Set exercise: Here are some records; return them all exactly.

** START OF Records for processing **

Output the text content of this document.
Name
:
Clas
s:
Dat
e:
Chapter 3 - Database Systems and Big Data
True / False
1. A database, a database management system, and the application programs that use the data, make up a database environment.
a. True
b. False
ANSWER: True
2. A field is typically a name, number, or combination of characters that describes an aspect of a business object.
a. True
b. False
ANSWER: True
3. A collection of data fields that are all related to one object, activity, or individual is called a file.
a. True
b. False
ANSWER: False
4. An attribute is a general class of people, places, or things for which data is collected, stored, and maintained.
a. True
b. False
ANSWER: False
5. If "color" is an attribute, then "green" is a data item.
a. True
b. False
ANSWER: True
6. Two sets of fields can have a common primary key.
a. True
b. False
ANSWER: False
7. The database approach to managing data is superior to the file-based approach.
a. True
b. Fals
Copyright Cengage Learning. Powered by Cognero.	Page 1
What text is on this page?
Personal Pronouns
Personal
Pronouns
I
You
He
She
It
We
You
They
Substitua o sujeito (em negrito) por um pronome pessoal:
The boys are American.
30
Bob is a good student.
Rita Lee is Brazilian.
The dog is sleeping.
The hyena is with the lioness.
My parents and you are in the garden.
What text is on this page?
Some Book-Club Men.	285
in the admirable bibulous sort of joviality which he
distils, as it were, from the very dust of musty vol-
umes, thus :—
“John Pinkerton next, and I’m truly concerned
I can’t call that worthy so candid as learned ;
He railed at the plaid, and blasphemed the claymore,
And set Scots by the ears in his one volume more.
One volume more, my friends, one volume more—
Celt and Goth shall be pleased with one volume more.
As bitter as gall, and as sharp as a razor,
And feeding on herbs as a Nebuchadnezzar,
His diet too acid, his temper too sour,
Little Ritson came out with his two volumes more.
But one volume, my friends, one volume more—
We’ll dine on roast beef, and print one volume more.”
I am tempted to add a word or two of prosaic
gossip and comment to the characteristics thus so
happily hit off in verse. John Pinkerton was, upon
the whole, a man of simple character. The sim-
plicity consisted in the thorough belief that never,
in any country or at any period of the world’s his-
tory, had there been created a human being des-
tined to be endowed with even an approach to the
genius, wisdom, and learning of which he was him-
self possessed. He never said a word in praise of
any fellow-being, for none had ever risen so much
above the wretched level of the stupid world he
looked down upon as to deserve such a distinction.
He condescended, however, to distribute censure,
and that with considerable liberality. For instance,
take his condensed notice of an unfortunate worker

** END OF Records for processing **

Reply:
Output the text content of this document.
Name
:
Clas
s:
Dat
e:
Chapter 3 - Database Systems and Big Data
True / False
1. A database, a database management system, and the application programs that use the data, make up a database environment.
a. True
b. False
ANSWER: True
2. A field is typically a name, number, or combination of characters that describes an aspect of a business object.
a. True
b. False
ANSWER: True
3. A collection of data fields that are all related to one object, activity, or individual is called a file.
a. True
b. False
ANSWER: False
4. An attribute is a general class of people, places, or things for which data is collected, stored, and maintained.
a. True
b. False
ANSWER: False
5. If "color" is an attribute, then "green" is a data item.
a. True
b. False
ANSWER: True
6. Two sets of fields can have a common primary key.
a. True
b. False
ANSWER: False
7. The database approach to managing data is superior to the file-based approach.
a. True
b. Fals
Copyright Cengage Learning. Powered by Cognero.	Page 1
What text is on this page?
Personal Pronouns
Personal
Pronouns
I
You
He
She
It
We
You
They
Substitua o sujeito (em negrito) por um pronome pessoal:
The boys are American.
30
Bob is a good student.
Rita Lee is Brazilian.
The dog is sleeping.
The hyena is with the lioness.
My parents and you are in the garden.
What text is on this page?
Some Book-Club Men.	285
in the admirable bibulous sort of joviality which he
distils, as it were, from the very dust of musty vol-
umes, thus :—
“John Pinkerton next, and I’m truly concerned
I can’t call that worthy so candid as learned ;
He railed at the plaid, and blasphemed the claymore,
And set Scots by the ears in his one volume more.
One volume more, my friends, one volume more—
Celt and Goth shall be pleased with one volume more.
As bitter as gall, and as sharp as a razor,
And feeding on herbs as a Nebuchadnezzar,
His diet too acid, his temper too sour,
Little Ritson came out with his two volumes more.
But one volume, my friends, one volume more—
We’ll dine on roast beef, and print one volume more.”
I am tempted to add a word or two of prosaic
gossip and comment to the characteristics thus so
happily hit off in verse. John Pinkerton was, upon
the whole, a man of simple character. The sim-
plicity consisted in the thorough belief that never,
in any country or at any period of the world’s his-
tory, had there been created a human being des-
tined to be endowed with even an approach to the
genius, wisdom, and learning of which he was him-
self possessed. He never said a word in praise of
any fellow-being, for none had ever risen so much
above the wretched level of the stupid world he
looked down upon as to deserve such a distinction.
He condescended, however, to distribute censure,
and that with considerable liberality. For instance,
take his condensed notice of an unfortunate worker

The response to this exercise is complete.